Task details:
Can you print every record below exactly as written?

[START OF Dataset]

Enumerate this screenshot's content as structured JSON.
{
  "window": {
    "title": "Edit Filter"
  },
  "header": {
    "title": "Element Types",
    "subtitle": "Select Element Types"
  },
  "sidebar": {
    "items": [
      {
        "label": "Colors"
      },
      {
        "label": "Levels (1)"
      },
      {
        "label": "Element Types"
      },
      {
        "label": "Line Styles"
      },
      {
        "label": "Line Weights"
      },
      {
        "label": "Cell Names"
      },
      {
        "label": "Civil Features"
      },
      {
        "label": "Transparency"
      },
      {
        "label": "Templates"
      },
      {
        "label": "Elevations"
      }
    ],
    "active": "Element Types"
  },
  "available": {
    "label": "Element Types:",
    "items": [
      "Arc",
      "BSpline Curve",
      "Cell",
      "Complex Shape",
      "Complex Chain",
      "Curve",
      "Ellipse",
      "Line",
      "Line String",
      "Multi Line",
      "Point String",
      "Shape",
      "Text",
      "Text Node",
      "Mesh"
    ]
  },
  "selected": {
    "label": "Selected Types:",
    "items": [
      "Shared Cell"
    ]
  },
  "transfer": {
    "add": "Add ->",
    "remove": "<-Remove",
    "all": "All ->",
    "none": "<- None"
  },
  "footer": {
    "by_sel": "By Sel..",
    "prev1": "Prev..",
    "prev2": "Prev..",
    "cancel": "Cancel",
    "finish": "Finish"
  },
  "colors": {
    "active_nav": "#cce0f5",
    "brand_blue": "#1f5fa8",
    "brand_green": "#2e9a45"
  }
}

[END OF Dataset]

The completed task:
Enumerate this screenshot's content as structured JSON.
{
  "window": {
    "title": "Edit Filter"
  },
  "header": {
    "title": "Element Types",
    "subtitle": "Select Element Types"
  },
  "sidebar": {
    "items": [
      {
        "label": "Colors"
      },
      {
        "label": "Levels (1)"
      },
      {
        "label": "Element Types"
      },
      {
        "label": "Line Styles"
      },
      {
        "label": "Line Weights"
      },
      {
        "label": "Cell Names"
      },
      {
        "label": "Civil Features"
      },
      {
        "label": "Transparency"
      },
      {
        "label": "Templates"
      },
      {
        "label": "Elevations"
      }
    ],
    "active": "Element Types"
  },
  "available": {
    "label": "Element Types:",
    "items": [
      "Arc",
      "BSpline Curve",
      "Cell",
      "Complex Shape",
      "Complex Chain",
      "Curve",
      "Ellipse",
      "Line",
      "Line String",
      "Multi Line",
      "Point String",
      "Shape",
      "Text",
      "Text Node",
      "Mesh"
    ]
  },
  "selected": {
    "label": "Selected Types:",
    "items": [
      "Shared Cell"
    ]
  },
  "transfer": {
    "add": "Add ->",
    "remove": "<-Remove",
    "all": "All ->",
    "none": "<- None"
  },
  "footer": {
    "by_sel": "By Sel..",
    "prev1": "Prev..",
    "prev2": "Prev..",
    "cancel": "Cancel",
    "finish": "Finish"
  },
  "colors": {
    "active_nav": "#cce0f5",
    "brand_blue": "#1f5fa8",
    "brand_green": "#2e9a45"
  }
}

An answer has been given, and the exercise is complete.